++++ Information shown
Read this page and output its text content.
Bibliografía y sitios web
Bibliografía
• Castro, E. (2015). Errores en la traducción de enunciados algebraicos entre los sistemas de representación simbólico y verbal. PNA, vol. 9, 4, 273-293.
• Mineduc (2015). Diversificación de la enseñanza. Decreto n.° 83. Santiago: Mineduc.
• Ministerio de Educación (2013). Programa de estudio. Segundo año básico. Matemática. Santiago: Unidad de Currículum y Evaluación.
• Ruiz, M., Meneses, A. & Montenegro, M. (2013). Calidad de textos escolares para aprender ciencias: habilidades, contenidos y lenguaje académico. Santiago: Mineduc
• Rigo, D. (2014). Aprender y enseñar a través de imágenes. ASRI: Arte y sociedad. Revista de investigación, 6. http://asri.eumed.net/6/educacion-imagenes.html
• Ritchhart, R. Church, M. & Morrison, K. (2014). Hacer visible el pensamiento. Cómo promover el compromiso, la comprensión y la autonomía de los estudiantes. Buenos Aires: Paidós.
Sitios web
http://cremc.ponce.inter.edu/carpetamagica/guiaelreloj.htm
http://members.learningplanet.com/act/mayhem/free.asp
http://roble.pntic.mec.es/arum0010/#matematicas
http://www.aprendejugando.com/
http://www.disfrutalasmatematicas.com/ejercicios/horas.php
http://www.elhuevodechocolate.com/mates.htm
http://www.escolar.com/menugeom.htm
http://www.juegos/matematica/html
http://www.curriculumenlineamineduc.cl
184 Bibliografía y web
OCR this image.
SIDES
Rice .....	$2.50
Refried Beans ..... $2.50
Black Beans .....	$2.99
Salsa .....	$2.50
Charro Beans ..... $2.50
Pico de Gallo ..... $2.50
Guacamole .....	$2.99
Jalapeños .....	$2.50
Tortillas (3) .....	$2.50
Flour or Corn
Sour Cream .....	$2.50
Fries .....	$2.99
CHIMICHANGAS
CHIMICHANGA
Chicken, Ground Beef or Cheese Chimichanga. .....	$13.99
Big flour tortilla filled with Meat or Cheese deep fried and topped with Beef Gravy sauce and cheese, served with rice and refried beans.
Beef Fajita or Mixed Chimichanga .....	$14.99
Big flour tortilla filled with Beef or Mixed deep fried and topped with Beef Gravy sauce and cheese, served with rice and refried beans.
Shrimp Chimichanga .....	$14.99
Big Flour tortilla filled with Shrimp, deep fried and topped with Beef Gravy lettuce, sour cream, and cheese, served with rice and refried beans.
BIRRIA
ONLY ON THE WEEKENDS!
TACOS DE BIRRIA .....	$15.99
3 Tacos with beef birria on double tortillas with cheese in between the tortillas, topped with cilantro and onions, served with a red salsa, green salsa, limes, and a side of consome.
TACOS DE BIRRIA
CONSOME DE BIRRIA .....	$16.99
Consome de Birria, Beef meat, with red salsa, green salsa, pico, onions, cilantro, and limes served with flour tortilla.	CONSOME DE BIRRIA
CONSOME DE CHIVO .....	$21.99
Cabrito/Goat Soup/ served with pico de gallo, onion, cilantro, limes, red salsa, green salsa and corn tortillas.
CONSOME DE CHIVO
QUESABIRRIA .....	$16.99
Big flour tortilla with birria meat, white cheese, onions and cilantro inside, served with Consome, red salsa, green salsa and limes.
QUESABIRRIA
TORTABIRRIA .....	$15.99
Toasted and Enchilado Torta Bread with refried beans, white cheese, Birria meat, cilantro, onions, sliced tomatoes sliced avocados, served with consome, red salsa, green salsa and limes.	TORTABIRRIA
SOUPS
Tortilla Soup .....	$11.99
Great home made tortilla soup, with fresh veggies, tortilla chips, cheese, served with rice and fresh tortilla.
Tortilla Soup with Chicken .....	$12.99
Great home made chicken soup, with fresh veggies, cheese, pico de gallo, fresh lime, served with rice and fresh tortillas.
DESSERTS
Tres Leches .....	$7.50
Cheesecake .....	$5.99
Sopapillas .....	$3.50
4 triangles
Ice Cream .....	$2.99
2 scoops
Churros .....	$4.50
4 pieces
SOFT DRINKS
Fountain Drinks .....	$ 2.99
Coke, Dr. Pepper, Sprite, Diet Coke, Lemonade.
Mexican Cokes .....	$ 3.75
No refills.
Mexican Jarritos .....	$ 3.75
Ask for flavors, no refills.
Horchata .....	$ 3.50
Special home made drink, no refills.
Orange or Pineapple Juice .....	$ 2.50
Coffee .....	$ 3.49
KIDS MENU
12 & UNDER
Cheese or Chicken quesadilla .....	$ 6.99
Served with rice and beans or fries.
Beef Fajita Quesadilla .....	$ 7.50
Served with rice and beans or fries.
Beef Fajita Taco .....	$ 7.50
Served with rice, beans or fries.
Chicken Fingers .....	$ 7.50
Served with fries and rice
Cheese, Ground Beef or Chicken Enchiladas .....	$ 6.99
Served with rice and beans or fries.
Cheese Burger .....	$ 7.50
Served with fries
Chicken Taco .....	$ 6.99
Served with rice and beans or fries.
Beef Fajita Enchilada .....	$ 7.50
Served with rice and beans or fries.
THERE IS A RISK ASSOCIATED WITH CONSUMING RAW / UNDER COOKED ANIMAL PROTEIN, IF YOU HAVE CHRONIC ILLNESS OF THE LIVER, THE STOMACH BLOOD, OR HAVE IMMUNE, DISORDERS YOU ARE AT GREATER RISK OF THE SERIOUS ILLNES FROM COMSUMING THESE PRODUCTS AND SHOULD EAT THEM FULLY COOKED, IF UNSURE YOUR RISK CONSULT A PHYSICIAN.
++++++++
◆ Exercise directions: Set all of the data down again exactly.

◆ Answer to the exercise:
Read this page and output its text content.
Bibliografía y sitios web
Bibliografía
• Castro, E. (2015). Errores en la traducción de enunciados algebraicos entre los sistemas de representación simbólico y verbal. PNA, vol. 9, 4, 273-293.
• Mineduc (2015). Diversificación de la enseñanza. Decreto n.° 83. Santiago: Mineduc.
• Ministerio de Educación (2013). Programa de estudio. Segundo año básico. Matemática. Santiago: Unidad de Currículum y Evaluación.
• Ruiz, M., Meneses, A. & Montenegro, M. (2013). Calidad de textos escolares para aprender ciencias: habilidades, contenidos y lenguaje académico. Santiago: Mineduc
• Rigo, D. (2014). Aprender y enseñar a través de imágenes. ASRI: Arte y sociedad. Revista de investigación, 6. http://asri.eumed.net/6/educacion-imagenes.html
• Ritchhart, R. Church, M. & Morrison, K. (2014). Hacer visible el pensamiento. Cómo promover el compromiso, la comprensión y la autonomía de los estudiantes. Buenos Aires: Paidós.
Sitios web
http://cremc.ponce.inter.edu/carpetamagica/guiaelreloj.htm
http://members.learningplanet.com/act/mayhem/free.asp
http://roble.pntic.mec.es/arum0010/#matematicas
http://www.aprendejugando.com/
http://www.disfrutalasmatematicas.com/ejercicios/horas.php
http://www.elhuevodechocolate.com/mates.htm
http://www.escolar.com/menugeom.htm
http://www.juegos/matematica/html
http://www.curriculumenlineamineduc.cl
184 Bibliografía y web
OCR this image.
SIDES
Rice .....	$2.50
Refried Beans ..... $2.50
Black Beans .....	$2.99
Salsa .....	$2.50
Charro Beans ..... $2.50
Pico de Gallo ..... $2.50
Guacamole .....	$2.99
Jalapeños .....	$2.50
Tortillas (3) .....	$2.50
Flour or Corn
Sour Cream .....	$2.50
Fries .....	$2.99
CHIMICHANGAS
CHIMICHANGA
Chicken, Ground Beef or Cheese Chimichanga. .....	$13.99
Big flour tortilla filled with Meat or Cheese deep fried and topped with Beef Gravy sauce and cheese, served with rice and refried beans.
Beef Fajita or Mixed Chimichanga .....	$14.99
Big flour tortilla filled with Beef or Mixed deep fried and topped with Beef Gravy sauce and cheese, served with rice and refried beans.
Shrimp Chimichanga .....	$14.99
Big Flour tortilla filled with Shrimp, deep fried and topped with Beef Gravy lettuce, sour cream, and cheese, served with rice and refried beans.
BIRRIA
ONLY ON THE WEEKENDS!
TACOS DE BIRRIA .....	$15.99
3 Tacos with beef birria on double tortillas with cheese in between the tortillas, topped with cilantro and onions, served with a red salsa, green salsa, limes, and a side of consome.
TACOS DE BIRRIA
CONSOME DE BIRRIA .....	$16.99
Consome de Birria, Beef meat, with red salsa, green salsa, pico, onions, cilantro, and limes served with flour tortilla.	CONSOME DE BIRRIA
CONSOME DE CHIVO .....	$21.99
Cabrito/Goat Soup/ served with pico de gallo, onion, cilantro, limes, red salsa, green salsa and corn tortillas.
CONSOME DE CHIVO
QUESABIRRIA .....	$16.99
Big flour tortilla with birria meat, white cheese, onions and cilantro inside, served with Consome, red salsa, green salsa and limes.
QUESABIRRIA
TORTABIRRIA .....	$15.99
Toasted and Enchilado Torta Bread with refried beans, white cheese, Birria meat, cilantro, onions, sliced tomatoes sliced avocados, served with consome, red salsa, green salsa and limes.	TORTABIRRIA
SOUPS
Tortilla Soup .....	$11.99
Great home made tortilla soup, with fresh veggies, tortilla chips, cheese, served with rice and fresh tortilla.
Tortilla Soup with Chicken .....	$12.99
Great home made chicken soup, with fresh veggies, cheese, pico de gallo, fresh lime, served with rice and fresh tortillas.
DESSERTS
Tres Leches .....	$7.50
Cheesecake .....	$5.99
Sopapillas .....	$3.50
4 triangles
Ice Cream .....	$2.99
2 scoops
Churros .....	$4.50
4 pieces
SOFT DRINKS
Fountain Drinks .....	$ 2.99
Coke, Dr. Pepper, Sprite, Diet Coke, Lemonade.
Mexican Cokes .....	$ 3.75
No refills.
Mexican Jarritos .....	$ 3.75
Ask for flavors, no refills.
Horchata .....	$ 3.50
Special home made drink, no refills.
Orange or Pineapple Juice .....	$ 2.50
Coffee .....	$ 3.49
KIDS MENU
12 & UNDER
Cheese or Chicken quesadilla .....	$ 6.99
Served with rice and beans or fries.
Beef Fajita Quesadilla .....	$ 7.50
Served with rice and beans or fries.
Beef Fajita Taco .....	$ 7.50
Served with rice, beans or fries.
Chicken Fingers .....	$ 7.50
Served with fries and rice
Cheese, Ground Beef or Chicken Enchiladas .....	$ 6.99
Served with rice and beans or fries.
Cheese Burger .....	$ 7.50
Served with fries
Chicken Taco .....	$ 6.99
Served with rice and beans or fries.
Beef Fajita Enchilada .....	$ 7.50
Served with rice and beans or fries.
THERE IS A RISK ASSOCIATED WITH CONSUMING RAW / UNDER COOKED ANIMAL PROTEIN, IF YOU HAVE CHRONIC ILLNESS OF THE LIVER, THE STOMACH BLOOD, OR HAVE IMMUNE, DISORDERS YOU ARE AT GREATER RISK OF THE SERIOUS ILLNES FROM COMSUMING THESE PRODUCTS AND SHOULD EAT THEM FULLY COOKED, IF UNSURE YOUR RISK CONSULT A PHYSICIAN.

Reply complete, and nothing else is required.